Set task - Give every entry again, word for word.

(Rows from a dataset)

======

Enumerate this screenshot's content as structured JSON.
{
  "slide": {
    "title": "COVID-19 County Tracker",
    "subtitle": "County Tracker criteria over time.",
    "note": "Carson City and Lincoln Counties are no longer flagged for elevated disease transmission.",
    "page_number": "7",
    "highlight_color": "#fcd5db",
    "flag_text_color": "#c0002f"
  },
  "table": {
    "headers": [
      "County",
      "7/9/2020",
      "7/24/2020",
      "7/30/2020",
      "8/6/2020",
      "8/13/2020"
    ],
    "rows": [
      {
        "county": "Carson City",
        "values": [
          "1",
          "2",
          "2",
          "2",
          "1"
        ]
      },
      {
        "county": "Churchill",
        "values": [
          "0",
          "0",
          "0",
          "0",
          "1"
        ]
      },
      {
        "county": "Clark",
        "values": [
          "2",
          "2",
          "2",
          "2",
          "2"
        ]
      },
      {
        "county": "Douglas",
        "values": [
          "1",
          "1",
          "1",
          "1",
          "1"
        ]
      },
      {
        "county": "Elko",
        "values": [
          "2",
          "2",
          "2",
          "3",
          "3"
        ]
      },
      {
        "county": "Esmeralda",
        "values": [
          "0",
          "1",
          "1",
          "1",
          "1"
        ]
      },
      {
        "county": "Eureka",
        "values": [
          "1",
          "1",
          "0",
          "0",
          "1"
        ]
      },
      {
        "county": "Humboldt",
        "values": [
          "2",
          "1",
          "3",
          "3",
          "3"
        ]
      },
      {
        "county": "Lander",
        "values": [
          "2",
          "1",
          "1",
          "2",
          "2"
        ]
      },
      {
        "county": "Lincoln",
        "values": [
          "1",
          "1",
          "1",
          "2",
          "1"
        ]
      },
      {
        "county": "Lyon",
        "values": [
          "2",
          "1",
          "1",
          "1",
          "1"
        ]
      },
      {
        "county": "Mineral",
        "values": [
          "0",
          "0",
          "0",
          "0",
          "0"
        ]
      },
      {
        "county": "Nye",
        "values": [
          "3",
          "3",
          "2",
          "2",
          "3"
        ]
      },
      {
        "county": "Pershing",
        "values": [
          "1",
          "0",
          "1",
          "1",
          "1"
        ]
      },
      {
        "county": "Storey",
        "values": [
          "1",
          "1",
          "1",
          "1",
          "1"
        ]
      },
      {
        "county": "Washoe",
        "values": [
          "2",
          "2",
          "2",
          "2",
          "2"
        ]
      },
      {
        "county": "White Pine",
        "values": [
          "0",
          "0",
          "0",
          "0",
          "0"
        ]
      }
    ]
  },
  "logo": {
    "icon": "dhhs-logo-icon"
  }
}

======

Response to this task -
Enumerate this screenshot's content as structured JSON.
{
  "slide": {
    "title": "COVID-19 County Tracker",
    "subtitle": "County Tracker criteria over time.",
    "note": "Carson City and Lincoln Counties are no longer flagged for elevated disease transmission.",
    "page_number": "7",
    "highlight_color": "#fcd5db",
    "flag_text_color": "#c0002f"
  },
  "table": {
    "headers": [
      "County",
      "7/9/2020",
      "7/24/2020",
      "7/30/2020",
      "8/6/2020",
      "8/13/2020"
    ],
    "rows": [
      {
        "county": "Carson City",
        "values": [
          "1",
          "2",
          "2",
          "2",
          "1"
        ]
      },
      {
        "county": "Churchill",
        "values": [
          "0",
          "0",
          "0",
          "0",
          "1"
        ]
      },
      {
        "county": "Clark",
        "values": [
          "2",
          "2",
          "2",
          "2",
          "2"
        ]
      },
      {
        "county": "Douglas",
        "values": [
          "1",
          "1",
          "1",
          "1",
          "1"
        ]
      },
      {
        "county": "Elko",
        "values": [
          "2",
          "2",
          "2",
          "3",
          "3"
        ]
      },
      {
        "county": "Esmeralda",
        "values": [
          "0",
          "1",
          "1",
          "1",
          "1"
        ]
      },
      {
        "county": "Eureka",
        "values": [
          "1",
          "1",
          "0",
          "0",
          "1"
        ]
      },
      {
        "county": "Humboldt",
        "values": [
          "2",
          "1",
          "3",
          "3",
          "3"
        ]
      },
      {
        "county": "Lander",
        "values": [
          "2",
          "1",
          "1",
          "2",
          "2"
        ]
      },
      {
        "county": "Lincoln",
        "values": [
          "1",
          "1",
          "1",
          "2",
          "1"
        ]
      },
      {
        "county": "Lyon",
        "values": [
          "2",
          "1",
          "1",
          "1",
          "1"
        ]
      },
      {
        "county": "Mineral",
        "values": [
          "0",
          "0",
          "0",
          "0",
          "0"
        ]
      },
      {
        "county": "Nye",
        "values": [
          "3",
          "3",
          "2",
          "2",
          "3"
        ]
      },
      {
        "county": "Pershing",
        "values": [
          "1",
          "0",
          "1",
          "1",
          "1"
        ]
      },
      {
        "county": "Storey",
        "values": [
          "1",
          "1",
          "1",
          "1",
          "1"
        ]
      },
      {
        "county": "Washoe",
        "values": [
          "2",
          "2",
          "2",
          "2",
          "2"
        ]
      },
      {
        "county": "White Pine",
        "values": [
          "0",
          "0",
          "0",
          "0",
          "0"
        ]
      }
    ]
  },
  "logo": {
    "icon": "dhhs-logo-icon"
  }
}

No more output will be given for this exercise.